Leave out the pictures and transcribe the rest of the records exactly.

Records from a collection:
↓↓↓

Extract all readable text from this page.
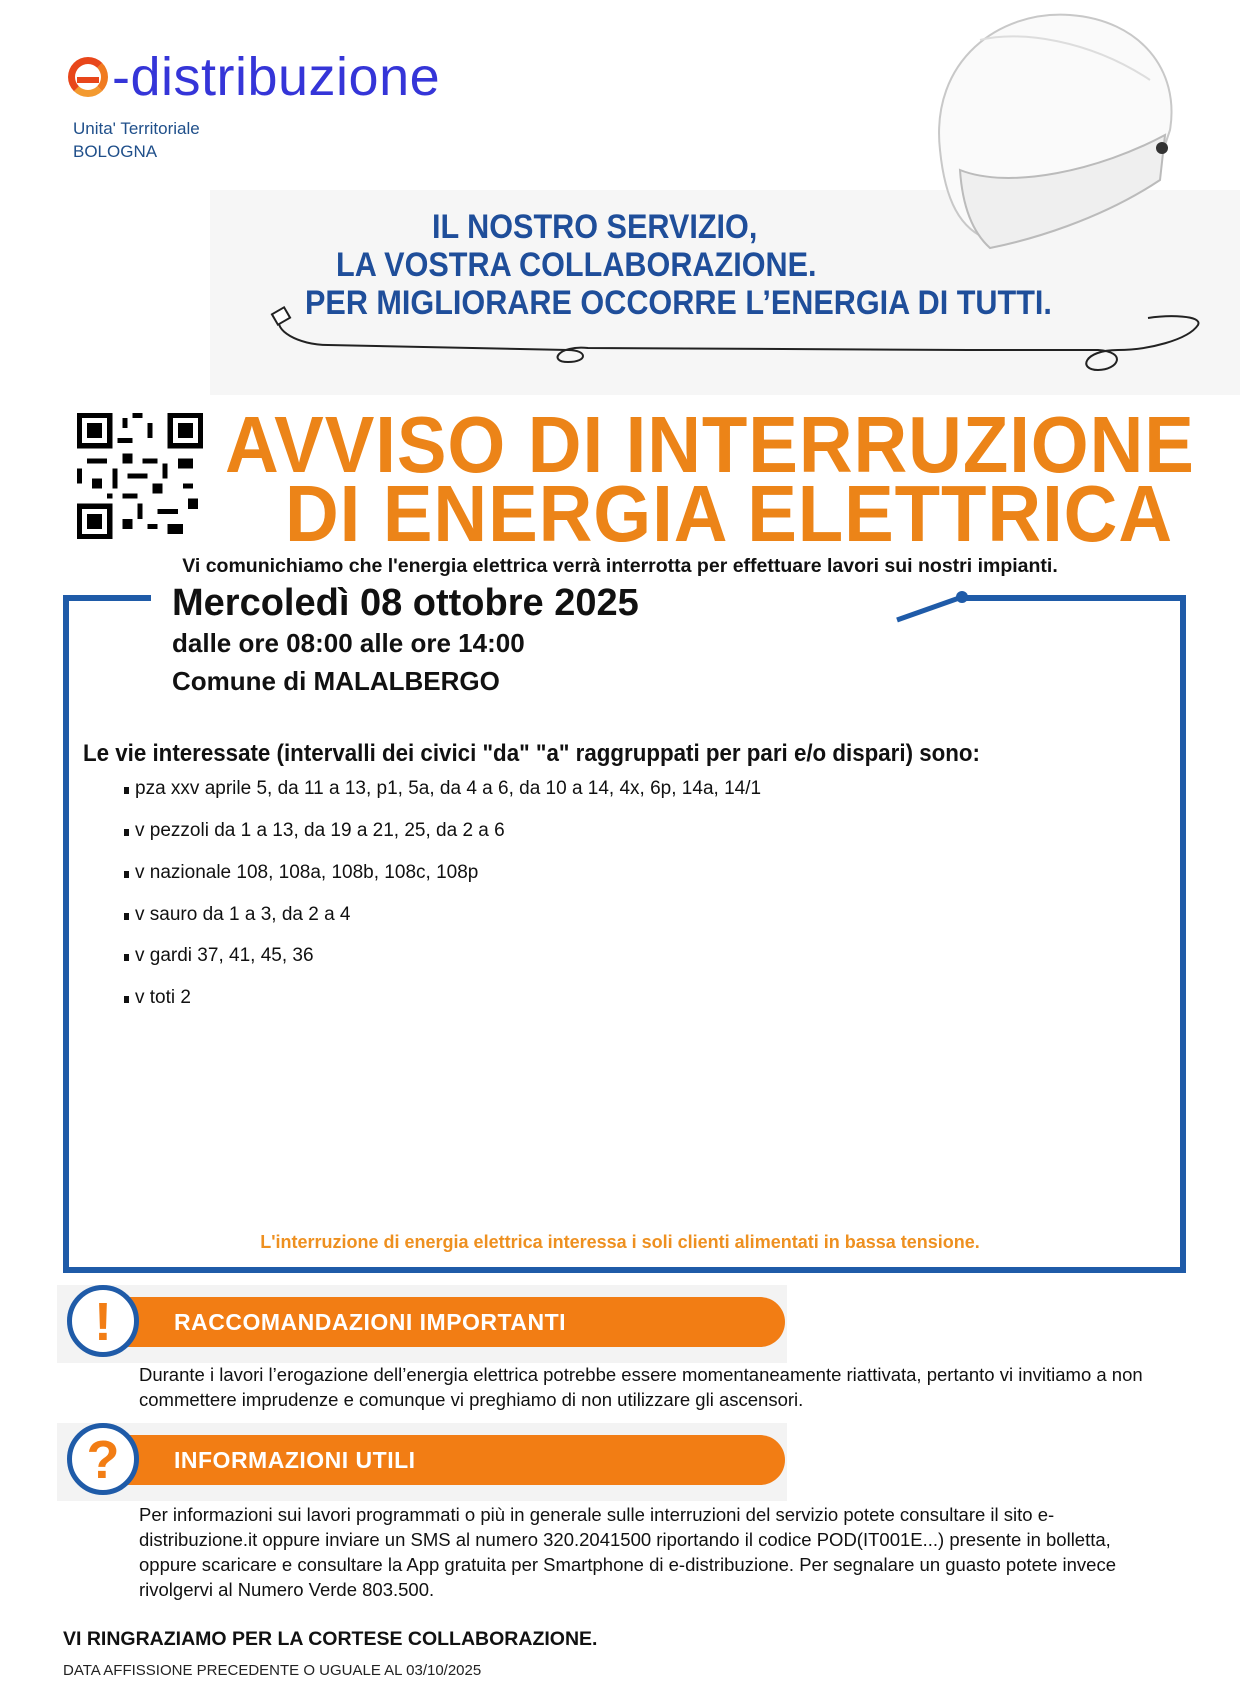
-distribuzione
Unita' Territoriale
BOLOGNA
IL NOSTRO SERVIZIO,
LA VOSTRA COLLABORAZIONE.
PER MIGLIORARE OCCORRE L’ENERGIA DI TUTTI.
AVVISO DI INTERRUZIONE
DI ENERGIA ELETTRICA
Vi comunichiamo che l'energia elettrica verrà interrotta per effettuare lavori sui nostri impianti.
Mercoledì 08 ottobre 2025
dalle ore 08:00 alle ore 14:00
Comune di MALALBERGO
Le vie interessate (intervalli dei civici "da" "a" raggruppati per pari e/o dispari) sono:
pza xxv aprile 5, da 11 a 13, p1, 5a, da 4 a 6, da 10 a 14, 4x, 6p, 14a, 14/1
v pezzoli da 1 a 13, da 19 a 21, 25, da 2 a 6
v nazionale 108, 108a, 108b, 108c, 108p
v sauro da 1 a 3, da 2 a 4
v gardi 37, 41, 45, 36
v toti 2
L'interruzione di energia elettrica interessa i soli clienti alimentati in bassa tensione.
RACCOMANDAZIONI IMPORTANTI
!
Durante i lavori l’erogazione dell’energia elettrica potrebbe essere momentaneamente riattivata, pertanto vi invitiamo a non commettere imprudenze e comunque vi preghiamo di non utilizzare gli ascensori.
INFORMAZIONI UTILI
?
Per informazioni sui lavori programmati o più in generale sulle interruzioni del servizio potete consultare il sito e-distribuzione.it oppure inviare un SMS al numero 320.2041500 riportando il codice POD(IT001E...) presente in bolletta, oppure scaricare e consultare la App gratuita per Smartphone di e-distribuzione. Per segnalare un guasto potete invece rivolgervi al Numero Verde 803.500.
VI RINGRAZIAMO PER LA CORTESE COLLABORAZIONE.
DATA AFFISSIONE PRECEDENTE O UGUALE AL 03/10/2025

↑↑↑

» Answer below
Extract all readable text from this page.
-distribuzione
Unita' Territoriale
BOLOGNA
IL NOSTRO SERVIZIO,
LA VOSTRA COLLABORAZIONE.
PER MIGLIORARE OCCORRE L’ENERGIA DI TUTTI.
AVVISO DI INTERRUZIONE
DI ENERGIA ELETTRICA
Vi comunichiamo che l'energia elettrica verrà interrotta per effettuare lavori sui nostri impianti.
Mercoledì 08 ottobre 2025
dalle ore 08:00 alle ore 14:00
Comune di MALALBERGO
Le vie interessate (intervalli dei civici "da" "a" raggruppati per pari e/o dispari) sono:
pza xxv aprile 5, da 11 a 13, p1, 5a, da 4 a 6, da 10 a 14, 4x, 6p, 14a, 14/1
v pezzoli da 1 a 13, da 19 a 21, 25, da 2 a 6
v nazionale 108, 108a, 108b, 108c, 108p
v sauro da 1 a 3, da 2 a 4
v gardi 37, 41, 45, 36
v toti 2
L'interruzione di energia elettrica interessa i soli clienti alimentati in bassa tensione.
RACCOMANDAZIONI IMPORTANTI
!
Durante i lavori l’erogazione dell’energia elettrica potrebbe essere momentaneamente riattivata, pertanto vi invitiamo a non commettere imprudenze e comunque vi preghiamo di non utilizzare gli ascensori.
INFORMAZIONI UTILI
?
Per informazioni sui lavori programmati o più in generale sulle interruzioni del servizio potete consultare il sito e-distribuzione.it oppure inviare un SMS al numero 320.2041500 riportando il codice POD(IT001E...) presente in bolletta, oppure scaricare e consultare la App gratuita per Smartphone di e-distribuzione. Per segnalare un guasto potete invece rivolgervi al Numero Verde 803.500.
VI RINGRAZIAMO PER LA CORTESE COLLABORAZIONE.
DATA AFFISSIONE PRECEDENTE O UGUALE AL 03/10/2025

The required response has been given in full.